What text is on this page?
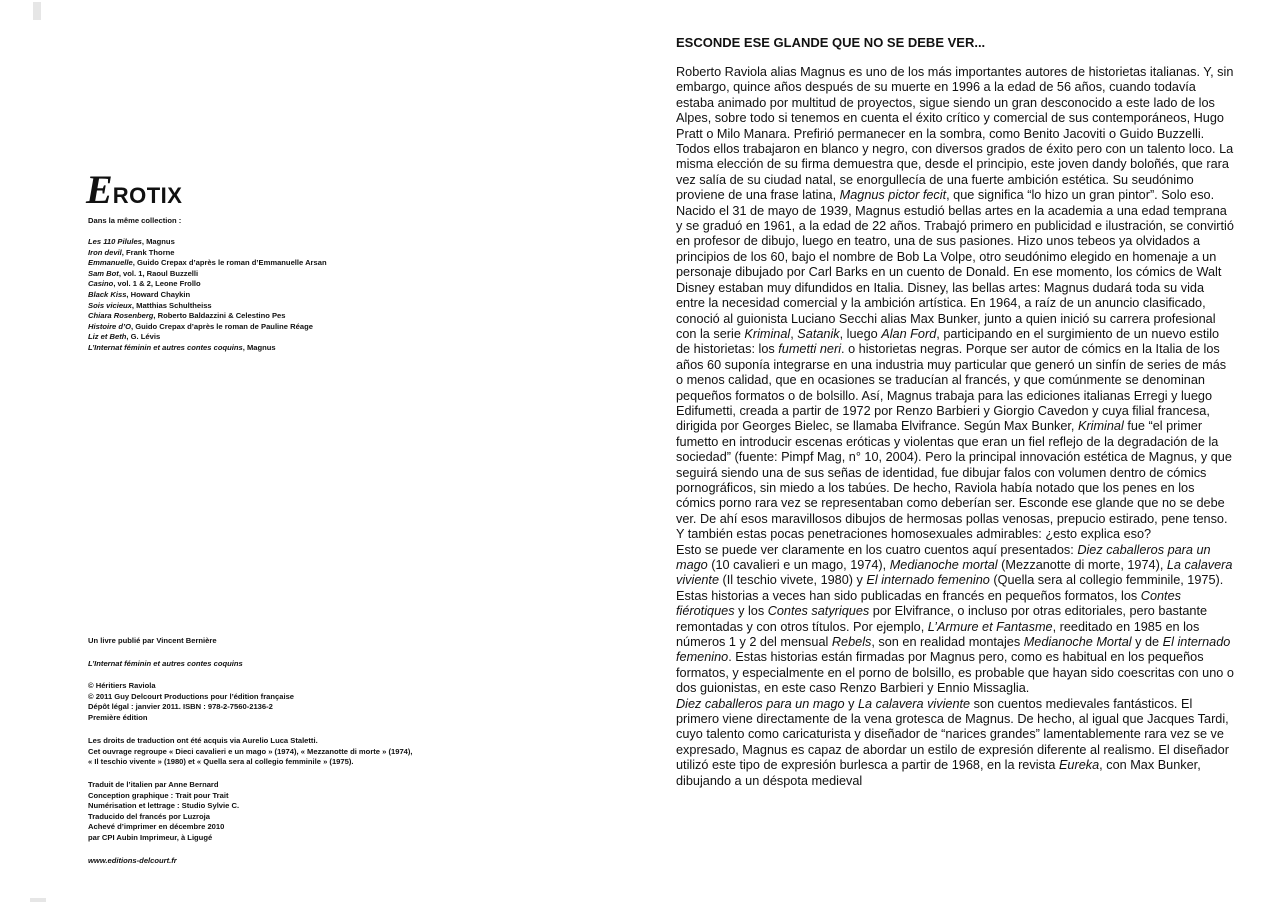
EROTIX
Dans la même collection :
Les 110 Pilules, Magnus
Iron devil, Frank Thorne
Emmanuelle, Guido Crepax d’après le roman d’Emmanuelle Arsan
Sam Bot, vol. 1, Raoul Buzzelli
Casino, vol. 1 & 2, Leone Frollo
Black Kiss, Howard Chaykin
Sois vicieux, Matthias Schultheiss
Chiara Rosenberg, Roberto Baldazzini & Celestino Pes
Histoire d’O, Guido Crepax d’après le roman de Pauline Réage
Liz et Beth, G. Lévis
L’Internat féminin et autres contes coquins, Magnus
Un livre publié par Vincent Bernière
L’Internat féminin et autres contes coquins
© Héritiers Raviola
© 2011 Guy Delcourt Productions pour l’édition française
Dépôt légal : janvier 2011. ISBN : 978-2-7560-2136-2
Première édition
Les droits de traduction ont été acquis via Aurelio Luca Staletti.
Cet ouvrage regroupe « Dieci cavalieri e un mago » (1974), « Mezzanotte di morte » (1974),
« Il teschio vivente » (1980) et « Quella sera al collegio femminile » (1975).
Traduit de l’italien par Anne Bernard
Conception graphique : Trait pour Trait
Numérisation et lettrage : Studio Sylvie C.
Traducido del francés por Luzroja
Achevé d’imprimer en décembre 2010
par CPI Aubin Imprimeur, à Ligugé
www.editions-delcourt.fr
ESCONDE ESE GLANDE QUE NO SE DEBE VER...

Roberto Raviola alias Magnus es uno de los más importantes autores de historietas italianas. Y, sin embargo, quince años después de su muerte en 1996 a la edad de 56 años, cuando todavía estaba animado por multitud de proyectos, sigue siendo un gran desconocido a este lado de los Alpes, sobre todo si tenemos en cuenta el éxito crítico y comercial de sus contemporáneos, Hugo Pratt o Milo Manara. Prefirió permanecer en la sombra, como Benito Jacoviti o Guido Buzzelli. Todos ellos trabajaron en blanco y negro, con diversos grados de éxito pero con un talento loco. La misma elección de su firma demuestra que, desde el principio, este joven dandy boloñés, que rara vez salía de su ciudad natal, se enorgullecía de una fuerte ambición estética. Su seudónimo proviene de una frase latina, Magnus pictor fecit, que significa “lo hizo un gran pintor”. Solo eso. Nacido el 31 de mayo de 1939, Magnus estudió bellas artes en la academia a una edad temprana y se graduó en 1961, a la edad de 22 años. Trabajó primero en publicidad e ilustración, se convirtió en profesor de dibujo, luego en teatro, una de sus pasiones. Hizo unos tebeos ya olvidados a principios de los 60, bajo el nombre de Bob La Volpe, otro seudónimo elegido en homenaje a un personaje dibujado por Carl Barks en un cuento de Donald. En ese momento, los cómics de Walt Disney estaban muy difundidos en Italia. Disney, las bellas artes: Magnus dudará toda su vida entre la necesidad comercial y la ambición artística. En 1964, a raíz de un anuncio clasificado, conoció al guionista Luciano Secchi alias Max Bunker, junto a quien inició su carrera profesional con la serie Kriminal, Satanik, luego Alan Ford, participando en el surgimiento de un nuevo estilo de historietas: los fumetti neri. o historietas negras. Porque ser autor de cómics en la Italia de los años 60 suponía integrarse en una industria muy particular que generó un sinfín de series de más o menos calidad, que en ocasiones se traducían al francés, y que comúnmente se denominan pequeños formatos o de bolsillo. Así, Magnus trabaja para las ediciones italianas Erregi y luego Edifumetti, creada a partir de 1972 por Renzo Barbieri y Giorgio Cavedon y cuya filial francesa, dirigida por Georges Bielec, se llamaba Elvifrance. Según Max Bunker, Kriminal fue “el primer fumetto en introducir escenas eróticas y violentas que eran un fiel reflejo de la degradación de la sociedad” (fuente: Pimpf Mag, n° 10, 2004). Pero la principal innovación estética de Magnus, y que seguirá siendo una de sus señas de identidad, fue dibujar falos con volumen dentro de cómics pornográficos, sin miedo a los tabúes. De hecho, Raviola había notado que los penes en los cómics porno rara vez se representaban como deberían ser. Esconde ese glande que no se debe ver. De ahí esos maravillosos dibujos de hermosas pollas venosas, prepucio estirado, pene tenso. Y también estas pocas penetraciones homosexuales admirables: ¿esto explica eso?

Esto se puede ver claramente en los cuatro cuentos aquí presentados: Diez caballeros para un mago (10 cavalieri e un mago, 1974), Medianoche mortal (Mezzanotte di morte, 1974), La calavera viviente (Il teschio vivete, 1980) y El internado femenino (Quella sera al collegio femminile, 1975). Estas historias a veces han sido publicadas en francés en pequeños formatos, los Contes fiérotiques y los Contes satyriques por Elvifrance, o incluso por otras editoriales, pero bastante remontadas y con otros títulos. Por ejemplo, L’Armure et Fantasme, reeditado en 1985 en los números 1 y 2 del mensual Rebels, son en realidad montajes Medianoche Mortal y de El internado femenino. Estas historias están firmadas por Magnus pero, como es habitual en los pequeños formatos, y especialmente en el porno de bolsillo, es probable que hayan sido coescritas con uno o dos guionistas, en este caso Renzo Barbieri y Ennio Missaglia.

Diez caballeros para un mago y La calavera viviente son cuentos medievales fantásticos. El primero viene directamente de la vena grotesca de Magnus. De hecho, al igual que Jacques Tardi, cuyo talento como caricaturista y diseñador de “narices grandes” lamentablemente rara vez se ve expresado, Magnus es capaz de abordar un estilo de expresión diferente al realismo. El diseñador utilizó este tipo de expresión burlesca a partir de 1968, en la revista Eureka, con Max Bunker, dibujando a un déspota medieval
::::
What the task requires -> Using the material above, gather every line that includes "féminin".

Solution below ->
L’Internat féminin et autres contes coquins, Magnus
L’Internat féminin et autres contes coquins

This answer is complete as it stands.